- _Required task 1_: Summarize the passage on energy and electron shells in two sentences.

Energy is the capacity to produce change.  For example, energy is needed  to move Matter.

Potential energy is energy that is stored in matter. For example, a ball located at the top of a hill will roll down the hill. Due to it's position, it has more potential than an identical ball located at the bottom of the hill.

Electrons at greater distances from the nucleus contain more potential (stored) energy.

Example - Many of the chemical reactions that are associated with energy (ex: photosynthesis) involve electrons moving to higher or lower energy levels.

Distribution of Electrons

Electron Shells

The different energy levels are also called electron shells.  The first shell is the K shell, the next is the L, followed by M, N, etc.

Electrons in the K shell have the least energy.  Electrons that are further from the nucleus have more potential energy.

The maximum number of electrons in each shell is given by the formula 2N2 where N is the shell number. From this formula, the maximum number in each shell is 2, 8, 18, 32, etc. The maximum number of electrons in the last (outer) shell is 8.


It is convenient to draw electrons as occupying a circular space around the nucleus. In reality, electrons do not move around the nucleus in circles.

- _Records provided_:
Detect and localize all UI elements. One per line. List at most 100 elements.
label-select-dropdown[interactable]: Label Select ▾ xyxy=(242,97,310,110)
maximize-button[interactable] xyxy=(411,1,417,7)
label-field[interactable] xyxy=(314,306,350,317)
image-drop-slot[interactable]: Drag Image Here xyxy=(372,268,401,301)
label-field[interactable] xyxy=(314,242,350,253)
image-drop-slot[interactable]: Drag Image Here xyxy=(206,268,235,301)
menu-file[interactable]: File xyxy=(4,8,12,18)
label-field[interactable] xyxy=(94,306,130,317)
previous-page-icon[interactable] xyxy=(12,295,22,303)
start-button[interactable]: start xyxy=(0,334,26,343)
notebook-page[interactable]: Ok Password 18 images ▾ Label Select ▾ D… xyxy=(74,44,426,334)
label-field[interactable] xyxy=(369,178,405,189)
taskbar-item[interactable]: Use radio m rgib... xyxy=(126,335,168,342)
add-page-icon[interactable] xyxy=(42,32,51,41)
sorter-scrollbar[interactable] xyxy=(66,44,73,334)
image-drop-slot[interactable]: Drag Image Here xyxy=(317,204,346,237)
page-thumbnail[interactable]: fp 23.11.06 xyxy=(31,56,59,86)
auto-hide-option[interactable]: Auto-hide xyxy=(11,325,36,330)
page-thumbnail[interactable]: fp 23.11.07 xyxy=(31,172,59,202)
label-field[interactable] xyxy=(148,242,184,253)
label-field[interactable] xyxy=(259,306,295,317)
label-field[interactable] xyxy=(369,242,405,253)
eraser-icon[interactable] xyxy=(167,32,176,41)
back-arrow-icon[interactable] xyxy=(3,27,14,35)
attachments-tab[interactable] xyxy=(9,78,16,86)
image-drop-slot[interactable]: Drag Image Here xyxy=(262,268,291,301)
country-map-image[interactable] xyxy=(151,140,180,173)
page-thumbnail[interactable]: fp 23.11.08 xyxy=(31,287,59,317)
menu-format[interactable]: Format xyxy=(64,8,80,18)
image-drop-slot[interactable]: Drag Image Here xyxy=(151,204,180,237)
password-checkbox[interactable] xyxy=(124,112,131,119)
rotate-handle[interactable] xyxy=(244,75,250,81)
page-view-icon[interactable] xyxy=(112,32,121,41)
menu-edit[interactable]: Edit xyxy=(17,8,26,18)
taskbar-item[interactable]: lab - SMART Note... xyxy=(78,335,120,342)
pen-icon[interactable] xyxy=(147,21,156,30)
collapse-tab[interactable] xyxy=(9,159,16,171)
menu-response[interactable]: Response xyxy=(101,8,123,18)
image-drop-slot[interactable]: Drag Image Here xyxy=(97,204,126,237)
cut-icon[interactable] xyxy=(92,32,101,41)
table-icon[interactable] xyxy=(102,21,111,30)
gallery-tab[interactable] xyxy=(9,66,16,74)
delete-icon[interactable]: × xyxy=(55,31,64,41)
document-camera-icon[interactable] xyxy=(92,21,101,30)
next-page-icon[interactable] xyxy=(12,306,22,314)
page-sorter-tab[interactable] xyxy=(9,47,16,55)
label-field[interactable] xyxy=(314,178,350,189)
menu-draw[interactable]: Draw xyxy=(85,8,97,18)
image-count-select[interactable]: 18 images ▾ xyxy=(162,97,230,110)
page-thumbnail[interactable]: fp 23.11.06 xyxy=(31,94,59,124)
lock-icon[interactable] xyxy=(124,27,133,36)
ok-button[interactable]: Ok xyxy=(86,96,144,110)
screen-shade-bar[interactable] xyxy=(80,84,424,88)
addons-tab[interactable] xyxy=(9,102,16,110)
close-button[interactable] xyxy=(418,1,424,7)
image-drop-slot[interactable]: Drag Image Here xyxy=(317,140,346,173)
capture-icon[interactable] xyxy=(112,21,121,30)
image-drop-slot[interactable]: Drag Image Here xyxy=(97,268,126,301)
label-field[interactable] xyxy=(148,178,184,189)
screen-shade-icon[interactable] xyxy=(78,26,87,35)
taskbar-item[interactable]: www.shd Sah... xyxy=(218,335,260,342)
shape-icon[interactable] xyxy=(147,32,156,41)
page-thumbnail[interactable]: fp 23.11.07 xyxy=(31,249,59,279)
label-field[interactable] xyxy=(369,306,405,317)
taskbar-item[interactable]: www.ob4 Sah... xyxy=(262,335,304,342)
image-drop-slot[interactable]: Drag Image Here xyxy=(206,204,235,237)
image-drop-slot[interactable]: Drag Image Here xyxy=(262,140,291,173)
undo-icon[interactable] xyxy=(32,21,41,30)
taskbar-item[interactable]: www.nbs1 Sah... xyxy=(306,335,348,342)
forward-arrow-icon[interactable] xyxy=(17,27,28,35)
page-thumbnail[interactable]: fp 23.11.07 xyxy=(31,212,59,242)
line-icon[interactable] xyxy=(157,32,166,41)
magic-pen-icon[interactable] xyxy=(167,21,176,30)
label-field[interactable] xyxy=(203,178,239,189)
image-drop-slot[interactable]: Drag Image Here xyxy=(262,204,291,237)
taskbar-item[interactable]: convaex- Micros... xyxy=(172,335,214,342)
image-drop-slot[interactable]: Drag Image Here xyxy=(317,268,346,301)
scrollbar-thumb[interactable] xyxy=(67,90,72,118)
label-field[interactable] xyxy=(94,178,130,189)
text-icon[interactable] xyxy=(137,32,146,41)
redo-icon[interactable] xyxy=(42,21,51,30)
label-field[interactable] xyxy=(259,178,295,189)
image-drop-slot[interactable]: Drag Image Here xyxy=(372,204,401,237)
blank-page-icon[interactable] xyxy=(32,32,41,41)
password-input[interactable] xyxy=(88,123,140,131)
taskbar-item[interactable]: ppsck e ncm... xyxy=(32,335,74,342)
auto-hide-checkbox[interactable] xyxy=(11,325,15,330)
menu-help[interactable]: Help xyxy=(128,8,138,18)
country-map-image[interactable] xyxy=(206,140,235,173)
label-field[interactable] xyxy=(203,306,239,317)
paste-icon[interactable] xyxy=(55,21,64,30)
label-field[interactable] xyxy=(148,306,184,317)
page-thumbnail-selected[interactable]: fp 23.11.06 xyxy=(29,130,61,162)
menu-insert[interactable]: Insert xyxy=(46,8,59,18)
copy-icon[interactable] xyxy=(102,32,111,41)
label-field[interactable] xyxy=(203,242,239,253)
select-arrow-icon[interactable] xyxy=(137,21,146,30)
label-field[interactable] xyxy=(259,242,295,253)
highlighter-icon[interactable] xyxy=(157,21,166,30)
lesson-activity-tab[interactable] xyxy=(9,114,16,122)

- _Required task 2_: Echo the records from their first line through the line containing "page-thumbnail[interactable]: fp 23.11.08", including both of those lines.

- _Full answer 1_: Energy is the capacity to produce change, and potential energy is energy stored in matter, so electrons farther from the nucleus hold more of it. Electrons occupy energy levels called shells, beginning with the K shell, which has the least energy, and the maximum per shell runs 2, 8, 18, 32, with no more than 8 in the outer shell.

- _Full answer 2_:
Detect and localize all UI elements. One per line. List at most 100 elements.
label-select-dropdown[interactable]: Label Select ▾ xyxy=(242,97,310,110)
maximize-button[interactable] xyxy=(411,1,417,7)
label-field[interactable] xyxy=(314,306,350,317)
image-drop-slot[interactable]: Drag Image Here xyxy=(372,268,401,301)
label-field[interactable] xyxy=(314,242,350,253)
image-drop-slot[interactable]: Drag Image Here xyxy=(206,268,235,301)
menu-file[interactable]: File xyxy=(4,8,12,18)
label-field[interactable] xyxy=(94,306,130,317)
previous-page-icon[interactable] xyxy=(12,295,22,303)
start-button[interactable]: start xyxy=(0,334,26,343)
notebook-page[interactable]: Ok Password 18 images ▾ Label Select ▾ D… xyxy=(74,44,426,334)
label-field[interactable] xyxy=(369,178,405,189)
taskbar-item[interactable]: Use radio m rgib... xyxy=(126,335,168,342)
add-page-icon[interactable] xyxy=(42,32,51,41)
sorter-scrollbar[interactable] xyxy=(66,44,73,334)
image-drop-slot[interactable]: Drag Image Here xyxy=(317,204,346,237)
page-thumbnail[interactable]: fp 23.11.06 xyxy=(31,56,59,86)
auto-hide-option[interactable]: Auto-hide xyxy=(11,325,36,330)
page-thumbnail[interactable]: fp 23.11.07 xyxy=(31,172,59,202)
label-field[interactable] xyxy=(148,242,184,253)
label-field[interactable] xyxy=(259,306,295,317)
label-field[interactable] xyxy=(369,242,405,253)
eraser-icon[interactable] xyxy=(167,32,176,41)
back-arrow-icon[interactable] xyxy=(3,27,14,35)
attachments-tab[interactable] xyxy=(9,78,16,86)
image-drop-slot[interactable]: Drag Image Here xyxy=(262,268,291,301)
country-map-image[interactable] xyxy=(151,140,180,173)
page-thumbnail[interactable]: fp 23.11.08 xyxy=(31,287,59,317)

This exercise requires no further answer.